### WRITTEN EXERCISE
Would you quote every entry exactly, dropping only the pictures?

### GIVEN RECORDS
* * *
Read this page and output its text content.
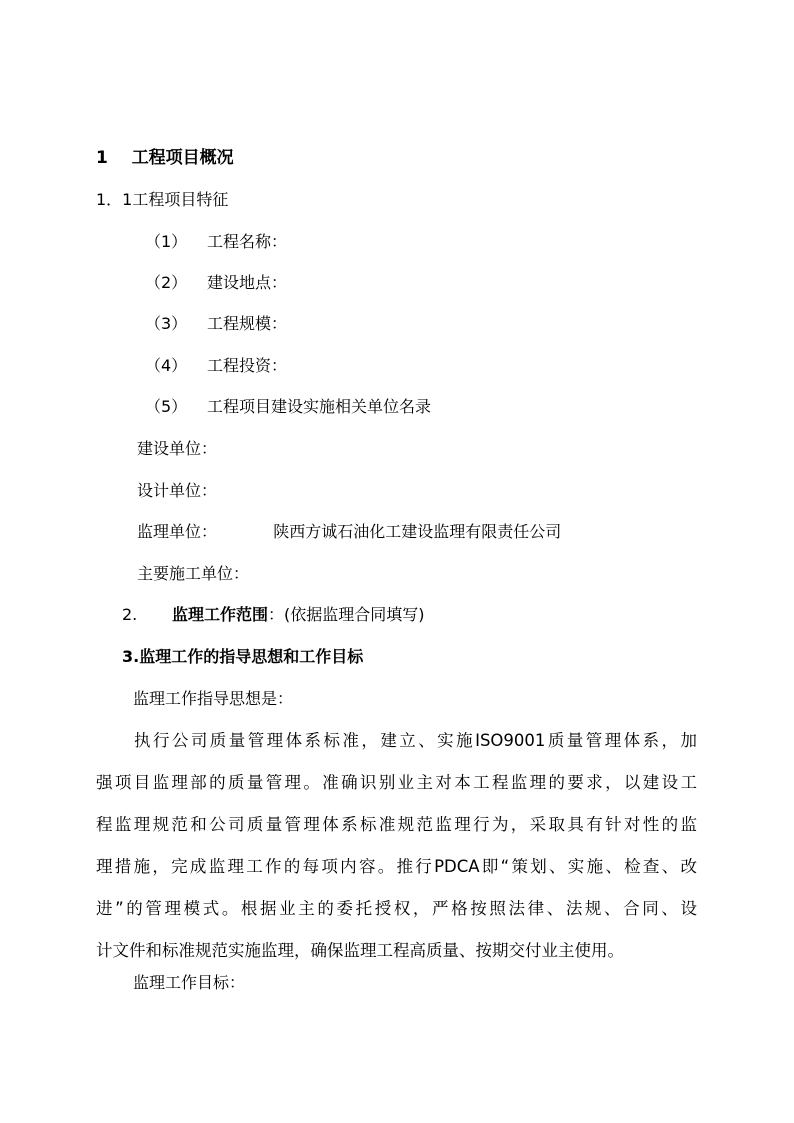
1 工程项目概况
1．1工程项目特征
（1） 工程名称：
（2） 建设地点：
（3） 工程规模：
（4） 工程投资：
（5） 工程项目建设实施相关单位名录
建设单位：
设计单位：
监理单位：	陕西方诚石油化工建设监理有限责任公司
主要施工单位：
2. 监理工作范围：(依据监理合同填写)
3.监理工作的指导思想和工作目标
监理工作指导思想是：
执行公司质量管理体系标准，建立、实施ISO9001质量管理体系，加
强项目监理部的质量管理。准确识别业主对本工程监理的要求，以建设工
程监理规范和公司质量管理体系标准规范监理行为，采取具有针对性的监
理措施，完成监理工作的每项内容。推行PDCA即“策划、实施、检查、改
进”的管理模式。根据业主的委托授权，严格按照法律、法规、合同、设
计文件和标准规范实施监理，确保监理工程高质量、按期交付业主使用。
监理工作目标：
* * *
### CORRECT RESULT
Read this page and output its text content.
1 工程项目概况
1．1工程项目特征
（1） 工程名称：
（2） 建设地点：
（3） 工程规模：
（4） 工程投资：
（5） 工程项目建设实施相关单位名录
建设单位：
设计单位：
监理单位：	陕西方诚石油化工建设监理有限责任公司
主要施工单位：
2. 监理工作范围：(依据监理合同填写)
3.监理工作的指导思想和工作目标
监理工作指导思想是：
执行公司质量管理体系标准，建立、实施ISO9001质量管理体系，加
强项目监理部的质量管理。准确识别业主对本工程监理的要求，以建设工
程监理规范和公司质量管理体系标准规范监理行为，采取具有针对性的监
理措施，完成监理工作的每项内容。推行PDCA即“策划、实施、检查、改
进”的管理模式。根据业主的委托授权，严格按照法律、法规、合同、设
计文件和标准规范实施监理，确保监理工程高质量、按期交付业主使用。
监理工作目标：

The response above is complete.